* START DATASET CONTENT *

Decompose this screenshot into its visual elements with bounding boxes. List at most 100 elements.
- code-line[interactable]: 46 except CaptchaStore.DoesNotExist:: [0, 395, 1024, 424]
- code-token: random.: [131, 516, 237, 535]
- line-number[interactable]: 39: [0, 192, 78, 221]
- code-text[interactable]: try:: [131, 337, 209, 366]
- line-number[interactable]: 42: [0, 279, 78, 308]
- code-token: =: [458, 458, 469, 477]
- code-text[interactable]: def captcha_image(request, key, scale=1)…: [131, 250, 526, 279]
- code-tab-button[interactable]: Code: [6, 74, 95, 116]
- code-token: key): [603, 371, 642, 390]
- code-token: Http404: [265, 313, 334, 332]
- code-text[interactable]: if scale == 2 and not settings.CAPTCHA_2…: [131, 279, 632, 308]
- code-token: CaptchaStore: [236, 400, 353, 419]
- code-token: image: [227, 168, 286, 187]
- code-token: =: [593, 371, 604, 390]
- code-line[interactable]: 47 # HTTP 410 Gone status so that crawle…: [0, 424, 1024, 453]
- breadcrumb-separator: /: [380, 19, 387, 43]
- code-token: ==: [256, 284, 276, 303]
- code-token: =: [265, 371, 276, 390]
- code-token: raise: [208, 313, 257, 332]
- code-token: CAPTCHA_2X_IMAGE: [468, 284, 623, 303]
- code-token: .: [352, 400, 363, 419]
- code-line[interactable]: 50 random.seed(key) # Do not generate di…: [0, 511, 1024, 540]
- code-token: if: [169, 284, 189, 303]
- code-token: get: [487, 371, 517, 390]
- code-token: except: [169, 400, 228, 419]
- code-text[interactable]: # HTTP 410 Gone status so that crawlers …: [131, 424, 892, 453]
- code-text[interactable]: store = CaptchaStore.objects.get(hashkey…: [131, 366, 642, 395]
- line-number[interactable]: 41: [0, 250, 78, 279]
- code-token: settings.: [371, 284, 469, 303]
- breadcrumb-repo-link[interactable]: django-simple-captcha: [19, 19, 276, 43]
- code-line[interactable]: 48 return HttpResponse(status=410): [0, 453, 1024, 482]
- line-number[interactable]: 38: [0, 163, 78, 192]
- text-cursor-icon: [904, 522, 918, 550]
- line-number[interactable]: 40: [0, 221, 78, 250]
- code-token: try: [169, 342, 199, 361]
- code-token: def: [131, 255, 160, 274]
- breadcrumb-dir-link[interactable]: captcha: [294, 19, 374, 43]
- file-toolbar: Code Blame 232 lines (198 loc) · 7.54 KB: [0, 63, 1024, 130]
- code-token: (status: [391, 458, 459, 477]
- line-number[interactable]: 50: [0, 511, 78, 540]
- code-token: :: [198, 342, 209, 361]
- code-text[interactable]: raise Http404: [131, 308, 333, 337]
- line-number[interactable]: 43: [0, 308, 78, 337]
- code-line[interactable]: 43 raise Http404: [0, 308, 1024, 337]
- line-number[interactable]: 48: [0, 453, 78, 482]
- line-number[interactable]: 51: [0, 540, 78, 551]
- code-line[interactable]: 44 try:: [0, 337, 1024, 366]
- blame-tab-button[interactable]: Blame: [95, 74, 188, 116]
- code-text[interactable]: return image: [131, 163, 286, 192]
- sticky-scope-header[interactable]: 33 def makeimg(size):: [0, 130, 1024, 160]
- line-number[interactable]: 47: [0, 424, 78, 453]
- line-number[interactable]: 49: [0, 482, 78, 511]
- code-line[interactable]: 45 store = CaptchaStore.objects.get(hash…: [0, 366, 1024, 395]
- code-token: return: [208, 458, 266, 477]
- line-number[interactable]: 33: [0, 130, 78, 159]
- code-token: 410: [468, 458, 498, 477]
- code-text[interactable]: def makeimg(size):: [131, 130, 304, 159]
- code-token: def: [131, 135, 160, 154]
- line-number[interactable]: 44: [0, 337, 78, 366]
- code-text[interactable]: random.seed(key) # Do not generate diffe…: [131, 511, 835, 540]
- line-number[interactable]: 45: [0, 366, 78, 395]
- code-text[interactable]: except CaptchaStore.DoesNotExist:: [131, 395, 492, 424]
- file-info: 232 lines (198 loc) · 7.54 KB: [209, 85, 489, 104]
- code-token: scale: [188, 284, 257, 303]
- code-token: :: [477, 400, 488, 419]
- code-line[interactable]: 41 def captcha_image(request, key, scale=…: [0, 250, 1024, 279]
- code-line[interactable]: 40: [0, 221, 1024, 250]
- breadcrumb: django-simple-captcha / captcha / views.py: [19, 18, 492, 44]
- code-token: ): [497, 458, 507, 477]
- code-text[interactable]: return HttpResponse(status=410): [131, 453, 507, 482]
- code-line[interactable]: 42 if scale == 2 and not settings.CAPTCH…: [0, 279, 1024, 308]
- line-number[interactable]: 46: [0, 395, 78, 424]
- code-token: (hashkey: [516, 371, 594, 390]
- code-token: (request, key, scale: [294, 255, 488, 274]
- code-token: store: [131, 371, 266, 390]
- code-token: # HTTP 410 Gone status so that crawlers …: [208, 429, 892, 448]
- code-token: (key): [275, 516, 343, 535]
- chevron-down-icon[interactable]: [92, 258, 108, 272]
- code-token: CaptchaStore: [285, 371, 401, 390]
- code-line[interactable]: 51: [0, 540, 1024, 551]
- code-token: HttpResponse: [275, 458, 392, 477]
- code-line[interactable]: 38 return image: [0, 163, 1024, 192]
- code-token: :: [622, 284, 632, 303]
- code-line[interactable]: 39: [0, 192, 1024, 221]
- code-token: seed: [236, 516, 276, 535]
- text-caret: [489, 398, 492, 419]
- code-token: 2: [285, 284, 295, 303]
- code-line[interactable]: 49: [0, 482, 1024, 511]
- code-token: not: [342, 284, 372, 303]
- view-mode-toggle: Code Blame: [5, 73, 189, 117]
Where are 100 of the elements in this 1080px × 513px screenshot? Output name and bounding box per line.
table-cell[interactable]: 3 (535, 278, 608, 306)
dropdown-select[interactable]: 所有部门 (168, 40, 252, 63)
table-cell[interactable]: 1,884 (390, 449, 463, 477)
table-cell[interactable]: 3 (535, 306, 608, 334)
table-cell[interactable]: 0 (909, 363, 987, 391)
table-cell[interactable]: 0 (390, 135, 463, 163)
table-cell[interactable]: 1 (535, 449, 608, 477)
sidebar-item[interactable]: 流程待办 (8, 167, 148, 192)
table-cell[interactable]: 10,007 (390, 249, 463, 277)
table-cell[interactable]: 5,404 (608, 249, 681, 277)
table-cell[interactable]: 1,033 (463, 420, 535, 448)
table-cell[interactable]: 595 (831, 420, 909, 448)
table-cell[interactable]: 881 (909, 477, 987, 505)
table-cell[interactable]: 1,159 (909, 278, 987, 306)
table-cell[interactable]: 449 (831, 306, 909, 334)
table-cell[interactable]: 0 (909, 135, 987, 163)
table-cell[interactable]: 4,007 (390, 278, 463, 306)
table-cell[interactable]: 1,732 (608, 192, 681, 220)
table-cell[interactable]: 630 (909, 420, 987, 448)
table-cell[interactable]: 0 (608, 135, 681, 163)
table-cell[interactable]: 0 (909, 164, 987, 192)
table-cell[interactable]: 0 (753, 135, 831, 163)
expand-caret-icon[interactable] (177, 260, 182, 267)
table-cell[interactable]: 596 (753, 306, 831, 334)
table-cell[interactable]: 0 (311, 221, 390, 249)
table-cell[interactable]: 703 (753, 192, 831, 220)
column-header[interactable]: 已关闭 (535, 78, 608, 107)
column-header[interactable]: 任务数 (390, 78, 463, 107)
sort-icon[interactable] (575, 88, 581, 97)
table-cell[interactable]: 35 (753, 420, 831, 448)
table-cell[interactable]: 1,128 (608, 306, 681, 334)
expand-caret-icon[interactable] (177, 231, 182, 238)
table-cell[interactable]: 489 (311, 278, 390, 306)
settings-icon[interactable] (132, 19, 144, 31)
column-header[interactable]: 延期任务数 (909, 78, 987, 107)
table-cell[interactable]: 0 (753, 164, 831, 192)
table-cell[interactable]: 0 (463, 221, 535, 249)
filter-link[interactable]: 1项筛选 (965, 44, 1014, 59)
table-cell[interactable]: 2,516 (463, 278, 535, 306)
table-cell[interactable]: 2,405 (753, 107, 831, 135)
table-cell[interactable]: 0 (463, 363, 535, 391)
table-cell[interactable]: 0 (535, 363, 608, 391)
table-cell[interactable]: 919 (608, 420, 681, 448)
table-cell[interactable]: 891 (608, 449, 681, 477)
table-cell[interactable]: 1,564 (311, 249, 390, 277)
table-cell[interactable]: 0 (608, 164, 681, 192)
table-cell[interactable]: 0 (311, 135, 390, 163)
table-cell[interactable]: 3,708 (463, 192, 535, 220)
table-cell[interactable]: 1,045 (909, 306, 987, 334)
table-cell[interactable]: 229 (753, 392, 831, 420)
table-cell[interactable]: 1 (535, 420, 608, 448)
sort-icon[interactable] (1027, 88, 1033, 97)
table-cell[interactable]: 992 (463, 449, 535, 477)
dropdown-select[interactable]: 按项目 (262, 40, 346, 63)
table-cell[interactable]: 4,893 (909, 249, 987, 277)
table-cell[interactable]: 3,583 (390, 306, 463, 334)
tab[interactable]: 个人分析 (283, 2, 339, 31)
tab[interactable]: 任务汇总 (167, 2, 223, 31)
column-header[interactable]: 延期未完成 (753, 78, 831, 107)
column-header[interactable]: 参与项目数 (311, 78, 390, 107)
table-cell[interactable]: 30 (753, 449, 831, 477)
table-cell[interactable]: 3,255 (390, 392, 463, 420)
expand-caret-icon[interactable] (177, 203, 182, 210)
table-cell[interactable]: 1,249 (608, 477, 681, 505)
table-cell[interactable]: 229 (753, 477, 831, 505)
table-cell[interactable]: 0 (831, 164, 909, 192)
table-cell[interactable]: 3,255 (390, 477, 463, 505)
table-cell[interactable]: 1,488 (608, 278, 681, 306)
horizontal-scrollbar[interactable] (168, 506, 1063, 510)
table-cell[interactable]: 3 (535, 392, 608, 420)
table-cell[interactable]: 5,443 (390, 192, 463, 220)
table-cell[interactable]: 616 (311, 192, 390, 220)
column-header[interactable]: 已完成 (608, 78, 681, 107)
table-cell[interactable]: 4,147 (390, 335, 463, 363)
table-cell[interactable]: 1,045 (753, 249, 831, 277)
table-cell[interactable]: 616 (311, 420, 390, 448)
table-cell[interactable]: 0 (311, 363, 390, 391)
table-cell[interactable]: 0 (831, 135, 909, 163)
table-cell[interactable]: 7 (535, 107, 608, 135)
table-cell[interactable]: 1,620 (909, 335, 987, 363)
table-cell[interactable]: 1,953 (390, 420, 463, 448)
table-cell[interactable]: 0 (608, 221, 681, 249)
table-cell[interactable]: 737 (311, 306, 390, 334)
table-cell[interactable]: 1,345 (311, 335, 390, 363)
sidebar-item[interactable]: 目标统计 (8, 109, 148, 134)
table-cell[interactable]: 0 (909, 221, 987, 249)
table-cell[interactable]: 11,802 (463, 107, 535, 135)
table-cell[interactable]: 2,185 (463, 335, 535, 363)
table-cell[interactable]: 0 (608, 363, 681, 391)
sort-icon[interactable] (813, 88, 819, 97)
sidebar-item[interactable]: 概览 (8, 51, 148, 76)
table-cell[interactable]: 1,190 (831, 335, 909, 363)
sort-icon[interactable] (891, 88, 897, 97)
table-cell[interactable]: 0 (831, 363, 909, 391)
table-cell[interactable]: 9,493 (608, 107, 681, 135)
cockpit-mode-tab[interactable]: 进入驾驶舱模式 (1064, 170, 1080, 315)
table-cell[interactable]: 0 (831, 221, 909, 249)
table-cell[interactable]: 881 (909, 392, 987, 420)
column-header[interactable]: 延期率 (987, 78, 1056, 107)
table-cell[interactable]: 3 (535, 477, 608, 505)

* END DATASET CONTENT *

▶ [WHAT IS ASKED]:
Recast the rows as a numbered list with blank lines left out, starting with the first row and going on through the line with "- code-token: def: [131, 255, 160, 274]".

▶ [RESULT FOR THIS EXERCISE]:
1. Decompose this screenshot into its visual elements with bounding boxes. List at most 100 elements.
2. - code-line[interactable]: 46 except CaptchaStore.DoesNotExist:: [0, 395, 1024, 424]
3. - code-token: random.: [131, 516, 237, 535]
4. - line-number[interactable]: 39: [0, 192, 78, 221]
5. - code-text[interactable]: try:: [131, 337, 209, 366]
6. - line-number[interactable]: 42: [0, 279, 78, 308]
7. - code-token: =: [458, 458, 469, 477]
8. - code-text[interactable]: def captcha_image(request, key, scale=1)…: [131, 250, 526, 279]
9. - code-tab-button[interactable]: Code: [6, 74, 95, 116]
10. - code-token: key): [603, 371, 642, 390]
11. - code-token: Http404: [265, 313, 334, 332]
12. - code-text[interactable]: if scale == 2 and not settings.CAPTCHA_2…: [131, 279, 632, 308]
13. - code-token: CaptchaStore: [236, 400, 353, 419]
14. - code-token: image: [227, 168, 286, 187]
15. - code-token: =: [593, 371, 604, 390]
16. - code-line[interactable]: 47 # HTTP 410 Gone status so that crawle…: [0, 424, 1024, 453]
17. - breadcrumb-separator: /: [380, 19, 387, 43]
18. - code-token: ==: [256, 284, 276, 303]
19. - code-token: =: [265, 371, 276, 390]
20. - code-token: raise: [208, 313, 257, 332]
21. - code-token: CAPTCHA_2X_IMAGE: [468, 284, 623, 303]
22. - code-token: .: [352, 400, 363, 419]
23. - code-line[interactable]: 50 random.seed(key) # Do not generate di…: [0, 511, 1024, 540]
24. - code-token: if: [169, 284, 189, 303]
25. - code-token: get: [487, 371, 517, 390]
26. - code-token: except: [169, 400, 228, 419]
27. - code-text[interactable]: # HTTP 410 Gone status so that crawlers …: [131, 424, 892, 453]
28. - code-text[interactable]: store = CaptchaStore.objects.get(hashkey…: [131, 366, 642, 395]
29. - line-number[interactable]: 41: [0, 250, 78, 279]
30. - code-token: settings.: [371, 284, 469, 303]
31. - breadcrumb-repo-link[interactable]: django-simple-captcha: [19, 19, 276, 43]
32. - code-line[interactable]: 48 return HttpResponse(status=410): [0, 453, 1024, 482]
33. - line-number[interactable]: 38: [0, 163, 78, 192]
34. - text-cursor-icon: [904, 522, 918, 550]
35. - line-number[interactable]: 40: [0, 221, 78, 250]
36. - code-token: try: [169, 342, 199, 361]
37. - code-token: def: [131, 255, 160, 274]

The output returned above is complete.